**EXERCISE DIRECTIONS**:
Return each line of the records holding the string "Voters".

MATERIAL SHOWN start

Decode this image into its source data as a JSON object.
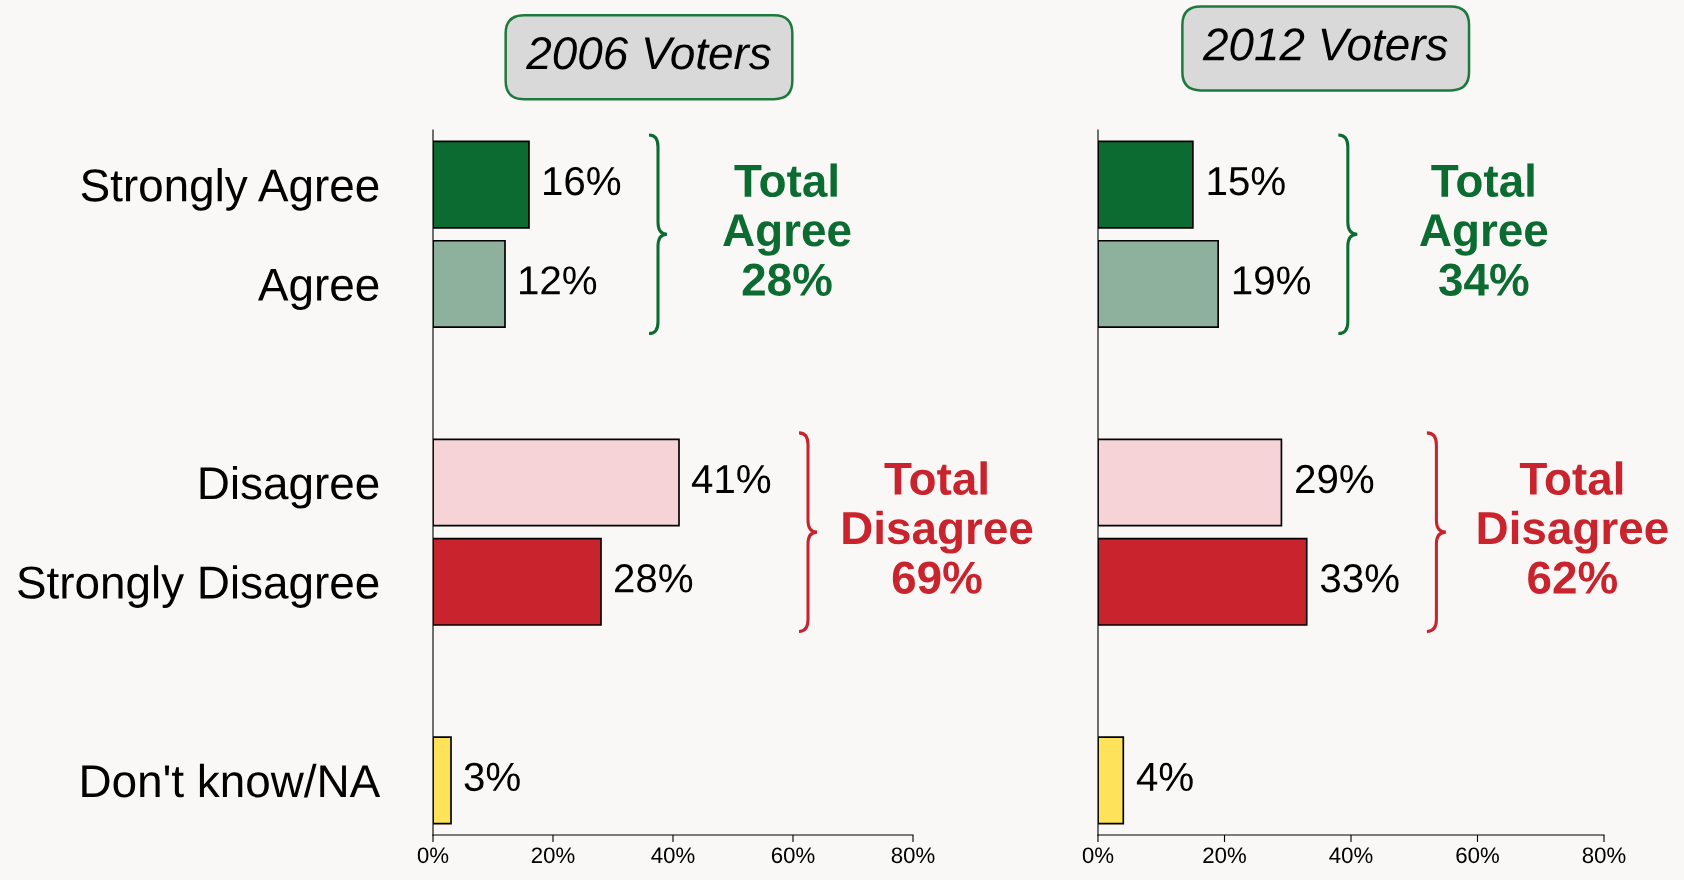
{
  "chart_data": [
    {
      "type": "bar",
      "orientation": "horizontal",
      "title": "2006 Voters",
      "categories": [
        "Strongly Agree",
        "Agree",
        null,
        "Disagree",
        "Strongly Disagree",
        null,
        "Don't know/NA"
      ],
      "values": [
        16,
        12,
        null,
        41,
        28,
        null,
        3
      ],
      "value_labels": [
        "16%",
        "12%",
        null,
        "41%",
        "28%",
        null,
        "3%"
      ],
      "colors": [
        "#0b6b30",
        "#8db19d",
        null,
        "#f5d3d6",
        "#c9242d",
        null,
        "#fde25a"
      ],
      "xlim": [
        0,
        80
      ],
      "xticks": [
        {
          "value": 0,
          "label": "0%"
        },
        {
          "value": 20,
          "label": "20%"
        },
        {
          "value": 40,
          "label": "40%"
        },
        {
          "value": 60,
          "label": "60%"
        },
        {
          "value": 80,
          "label": "80%"
        }
      ],
      "annotations": [
        "Total\nAgree\n28%",
        "Total\nDisagree\n69%"
      ]
    },
    {
      "type": "bar",
      "orientation": "horizontal",
      "title": "2012 Voters",
      "categories": [
        null,
        null,
        null,
        null,
        null,
        null,
        null
      ],
      "values": [
        15,
        19,
        null,
        29,
        33,
        null,
        4
      ],
      "value_labels": [
        "15%",
        "19%",
        null,
        "29%",
        "33%",
        null,
        "4%"
      ],
      "colors": [
        "#0b6b30",
        "#8db19d",
        null,
        "#f5d3d6",
        "#c9242d",
        null,
        "#fde25a"
      ],
      "xlim": [
        0,
        80
      ],
      "xticks": [
        {
          "value": 0,
          "label": "0%"
        },
        {
          "value": 20,
          "label": "20%"
        },
        {
          "value": 40,
          "label": "40%"
        },
        {
          "value": 60,
          "label": "60%"
        },
        {
          "value": 80,
          "label": "80%"
        }
      ],
      "tick_labels": "x",
      "annotations": [
        "Total\nAgree\n34%",
        "Total\nDisagree\n62%"
      ]
    }
  ]
}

MATERIAL SHOWN end

**THE OUTPUT**:
      "title": "2006 Voters",
      "title": "2012 Voters",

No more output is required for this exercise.